───── Record extracts
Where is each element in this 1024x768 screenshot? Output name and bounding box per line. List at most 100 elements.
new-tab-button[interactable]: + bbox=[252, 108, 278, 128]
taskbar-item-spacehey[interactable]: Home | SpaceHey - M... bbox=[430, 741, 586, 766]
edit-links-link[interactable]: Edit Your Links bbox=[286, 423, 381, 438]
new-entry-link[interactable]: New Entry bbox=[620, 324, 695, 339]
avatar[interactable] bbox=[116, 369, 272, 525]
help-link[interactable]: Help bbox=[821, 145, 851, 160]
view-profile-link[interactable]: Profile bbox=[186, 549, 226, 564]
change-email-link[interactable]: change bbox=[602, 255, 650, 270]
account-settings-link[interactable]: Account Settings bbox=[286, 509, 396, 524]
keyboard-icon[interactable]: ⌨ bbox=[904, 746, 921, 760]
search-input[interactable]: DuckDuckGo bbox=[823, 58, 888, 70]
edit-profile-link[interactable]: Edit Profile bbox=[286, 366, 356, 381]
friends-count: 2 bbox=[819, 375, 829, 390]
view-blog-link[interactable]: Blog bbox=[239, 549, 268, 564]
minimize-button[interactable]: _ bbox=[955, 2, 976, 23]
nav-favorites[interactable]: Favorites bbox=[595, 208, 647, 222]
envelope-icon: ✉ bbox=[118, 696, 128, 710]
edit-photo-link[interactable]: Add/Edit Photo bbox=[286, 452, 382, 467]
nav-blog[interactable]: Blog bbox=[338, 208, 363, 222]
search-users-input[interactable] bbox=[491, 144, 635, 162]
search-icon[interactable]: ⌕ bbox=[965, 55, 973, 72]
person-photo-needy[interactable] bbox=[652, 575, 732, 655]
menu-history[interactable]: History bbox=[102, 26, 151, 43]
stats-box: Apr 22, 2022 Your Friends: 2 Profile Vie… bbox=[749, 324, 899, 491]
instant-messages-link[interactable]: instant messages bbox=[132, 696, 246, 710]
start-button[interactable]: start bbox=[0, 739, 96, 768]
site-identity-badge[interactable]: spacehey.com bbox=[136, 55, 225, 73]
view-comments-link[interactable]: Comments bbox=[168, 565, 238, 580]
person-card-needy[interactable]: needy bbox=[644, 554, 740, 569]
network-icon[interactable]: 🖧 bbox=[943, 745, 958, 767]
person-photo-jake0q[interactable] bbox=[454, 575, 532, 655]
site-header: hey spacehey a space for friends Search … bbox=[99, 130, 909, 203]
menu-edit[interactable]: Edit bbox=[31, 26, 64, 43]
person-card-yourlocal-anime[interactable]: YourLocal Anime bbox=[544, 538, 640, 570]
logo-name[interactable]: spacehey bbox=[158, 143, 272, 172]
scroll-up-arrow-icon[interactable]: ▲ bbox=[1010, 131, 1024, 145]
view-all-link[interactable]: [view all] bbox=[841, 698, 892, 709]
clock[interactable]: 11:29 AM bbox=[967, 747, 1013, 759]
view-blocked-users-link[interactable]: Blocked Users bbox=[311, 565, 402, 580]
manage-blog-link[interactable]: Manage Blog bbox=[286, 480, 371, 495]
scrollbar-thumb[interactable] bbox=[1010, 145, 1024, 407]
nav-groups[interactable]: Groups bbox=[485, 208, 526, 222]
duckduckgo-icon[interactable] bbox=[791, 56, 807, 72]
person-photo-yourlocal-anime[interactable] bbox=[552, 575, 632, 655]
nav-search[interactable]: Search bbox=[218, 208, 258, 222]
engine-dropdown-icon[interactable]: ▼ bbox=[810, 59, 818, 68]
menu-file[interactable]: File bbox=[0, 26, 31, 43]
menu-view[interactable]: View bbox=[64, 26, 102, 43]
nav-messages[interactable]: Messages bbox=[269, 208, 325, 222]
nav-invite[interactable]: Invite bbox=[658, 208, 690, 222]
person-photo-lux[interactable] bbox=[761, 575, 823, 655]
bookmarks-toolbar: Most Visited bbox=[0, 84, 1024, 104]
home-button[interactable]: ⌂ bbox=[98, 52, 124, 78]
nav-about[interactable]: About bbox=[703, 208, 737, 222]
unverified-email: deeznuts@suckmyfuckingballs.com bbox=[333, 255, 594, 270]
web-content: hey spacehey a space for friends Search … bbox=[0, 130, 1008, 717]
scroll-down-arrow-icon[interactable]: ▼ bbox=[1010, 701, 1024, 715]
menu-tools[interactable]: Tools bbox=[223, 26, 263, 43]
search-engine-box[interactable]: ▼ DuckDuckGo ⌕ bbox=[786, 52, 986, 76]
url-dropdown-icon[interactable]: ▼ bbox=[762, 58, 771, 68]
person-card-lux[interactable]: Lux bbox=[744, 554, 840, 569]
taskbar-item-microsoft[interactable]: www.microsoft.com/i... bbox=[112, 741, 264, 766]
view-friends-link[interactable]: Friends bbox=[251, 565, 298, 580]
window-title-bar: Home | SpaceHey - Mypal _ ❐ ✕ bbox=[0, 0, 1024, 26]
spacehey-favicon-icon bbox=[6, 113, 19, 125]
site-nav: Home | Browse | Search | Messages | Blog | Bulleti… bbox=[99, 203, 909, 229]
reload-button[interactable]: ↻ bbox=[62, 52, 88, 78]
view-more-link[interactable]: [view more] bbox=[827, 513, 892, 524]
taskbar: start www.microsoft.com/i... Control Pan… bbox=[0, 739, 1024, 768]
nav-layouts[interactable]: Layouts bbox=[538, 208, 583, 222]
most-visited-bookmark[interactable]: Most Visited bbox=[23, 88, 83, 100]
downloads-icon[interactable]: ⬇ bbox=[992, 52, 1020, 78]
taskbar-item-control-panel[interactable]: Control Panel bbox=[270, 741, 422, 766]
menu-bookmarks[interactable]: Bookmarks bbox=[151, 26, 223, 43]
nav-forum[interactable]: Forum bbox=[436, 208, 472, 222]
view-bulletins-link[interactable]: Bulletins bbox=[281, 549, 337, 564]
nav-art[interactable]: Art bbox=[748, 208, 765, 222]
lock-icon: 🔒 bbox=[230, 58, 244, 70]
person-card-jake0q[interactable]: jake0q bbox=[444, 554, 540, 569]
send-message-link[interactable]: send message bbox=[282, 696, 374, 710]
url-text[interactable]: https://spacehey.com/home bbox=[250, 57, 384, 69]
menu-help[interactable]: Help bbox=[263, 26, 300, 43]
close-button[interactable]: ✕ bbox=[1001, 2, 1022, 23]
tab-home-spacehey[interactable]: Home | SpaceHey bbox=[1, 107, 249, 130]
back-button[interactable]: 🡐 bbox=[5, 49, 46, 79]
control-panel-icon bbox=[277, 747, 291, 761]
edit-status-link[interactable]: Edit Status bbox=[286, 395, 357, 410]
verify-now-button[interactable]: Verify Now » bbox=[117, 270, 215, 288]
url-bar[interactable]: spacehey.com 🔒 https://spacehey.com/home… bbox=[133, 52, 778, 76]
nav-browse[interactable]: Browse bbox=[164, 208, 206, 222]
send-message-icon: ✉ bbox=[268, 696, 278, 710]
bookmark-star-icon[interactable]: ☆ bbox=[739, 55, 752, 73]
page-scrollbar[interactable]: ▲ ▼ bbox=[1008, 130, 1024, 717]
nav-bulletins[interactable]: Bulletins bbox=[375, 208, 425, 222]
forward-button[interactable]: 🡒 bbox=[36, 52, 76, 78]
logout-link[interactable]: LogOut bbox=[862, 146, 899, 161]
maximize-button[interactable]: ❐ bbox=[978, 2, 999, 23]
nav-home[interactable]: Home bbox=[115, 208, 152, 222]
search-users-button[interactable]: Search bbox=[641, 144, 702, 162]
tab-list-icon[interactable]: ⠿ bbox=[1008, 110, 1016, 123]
──────────
● Exercise details
Copy the listing above word for word, from its first line up to and including the line that contains "start-button[interactable]: start bbox=[0, 739, 96, 768]".

● Right answer
Where is each element in this 1024x768 screenshot? Output name and bounding box per line. List at most 100 elements.
new-tab-button[interactable]: + bbox=[252, 108, 278, 128]
taskbar-item-spacehey[interactable]: Home | SpaceHey - M... bbox=[430, 741, 586, 766]
edit-links-link[interactable]: Edit Your Links bbox=[286, 423, 381, 438]
new-entry-link[interactable]: New Entry bbox=[620, 324, 695, 339]
avatar[interactable] bbox=[116, 369, 272, 525]
help-link[interactable]: Help bbox=[821, 145, 851, 160]
view-profile-link[interactable]: Profile bbox=[186, 549, 226, 564]
change-email-link[interactable]: change bbox=[602, 255, 650, 270]
account-settings-link[interactable]: Account Settings bbox=[286, 509, 396, 524]
keyboard-icon[interactable]: ⌨ bbox=[904, 746, 921, 760]
search-input[interactable]: DuckDuckGo bbox=[823, 58, 888, 70]
edit-profile-link[interactable]: Edit Profile bbox=[286, 366, 356, 381]
friends-count: 2 bbox=[819, 375, 829, 390]
view-blog-link[interactable]: Blog bbox=[239, 549, 268, 564]
minimize-button[interactable]: _ bbox=[955, 2, 976, 23]
nav-favorites[interactable]: Favorites bbox=[595, 208, 647, 222]
envelope-icon: ✉ bbox=[118, 696, 128, 710]
edit-photo-link[interactable]: Add/Edit Photo bbox=[286, 452, 382, 467]
nav-blog[interactable]: Blog bbox=[338, 208, 363, 222]
search-users-input[interactable] bbox=[491, 144, 635, 162]
search-icon[interactable]: ⌕ bbox=[965, 55, 973, 72]
person-photo-needy[interactable] bbox=[652, 575, 732, 655]
menu-history[interactable]: History bbox=[102, 26, 151, 43]
stats-box: Apr 22, 2022 Your Friends: 2 Profile Vie… bbox=[749, 324, 899, 491]
instant-messages-link[interactable]: instant messages bbox=[132, 696, 246, 710]
start-button[interactable]: start bbox=[0, 739, 96, 768]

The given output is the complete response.